**Written task**
According to the Nim notes below, what type is float an alias for?

:: Text provided

This distinction was introduced recently and may lead to subtle bugs, also ashr relies on the C compiler actually lowering >> to SAR for signed integer. This is specified for GCC and Clang (https://gcc.gnu.org/onlinedocs/gcc/Integers-implementation.html#Integers-implementation) but implementation defined in general.

Operator precedence

Operator precedence is specified described in the manual:

https://nim-lang.org/docs/manual.html#syntax-precedence

Additional system operators

Nim system exports additional operators with a % like +% and -%. Those cast the signed integer operand to unsigned and cast the result back to signed. This is intended to use with the ByteAddress type for pointer arithmetic

Bit manipulation

https://github.com/status-im/nim-stew/blob/master/stew/bitops2.nim

Closures and closures iterators

TODO

At a low-level

Closures and closures iterators are implemented via a pointer + an environment that stores the captured state necessary to execute the function.

The Nim compiler has a limited form of borrow checking and prevents capturing mutable variable or openArray (pointer+length pair).

It otherwise copies the capture variables in case of objects with value semantics or increment the reference count in case of ref object.

The Chronos library needs to generate a closure iterator for all async proc instantiated which may lead to long-lived ref objects and unreclaimable memory.

This may also extend to other resources like socket connections or file descriptors and a significant effort is underway to track memory usage and detect such scenarios:

Nim data types

Builtin types

Numerical types

For integers, Nim offers uint8, uint16, uint32 and uint64 types as well as int8, int16, int32, int64 types.

Operations on signed integers are overflowed and underflowed checked unless the flag --overflowChecks:off is used.

Nim also offers int and uint types, which have the same size as the platform word size, so 4 bytes when compiled for 32-bit OS or 8 bytes for a 64-bit OS.

Conversion between int and int32 or int64 must be explicit except for string literals.

Integer literals default to int.

float32 and float64 maps to C float and double. float is an alias to float64 whether on a 32-bit or 64-bit platform

Binary blobs

Nim has a specific byte type which behaves like uint8.

::::
:: Supplied data

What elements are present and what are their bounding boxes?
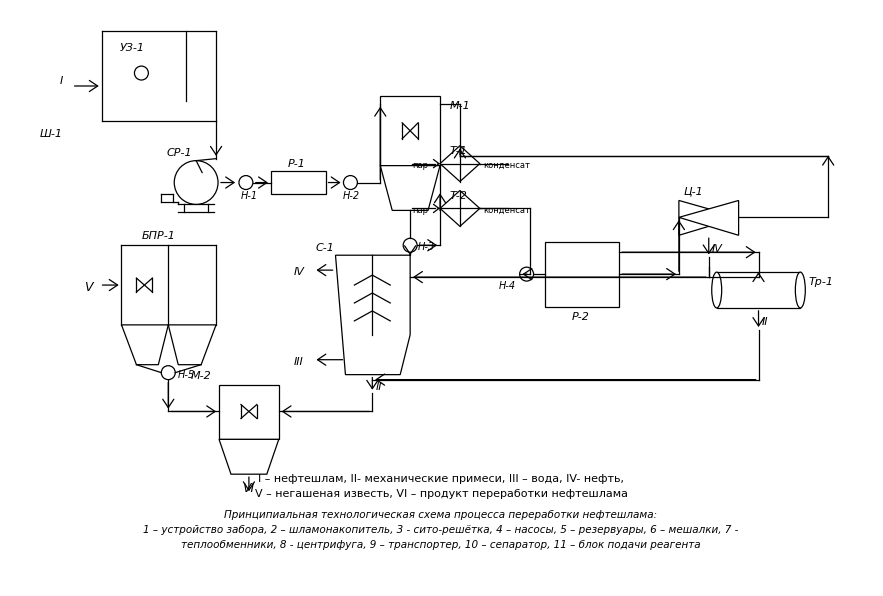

::::

**Task answer**
float64, on both 32-bit and 64-bit platforms.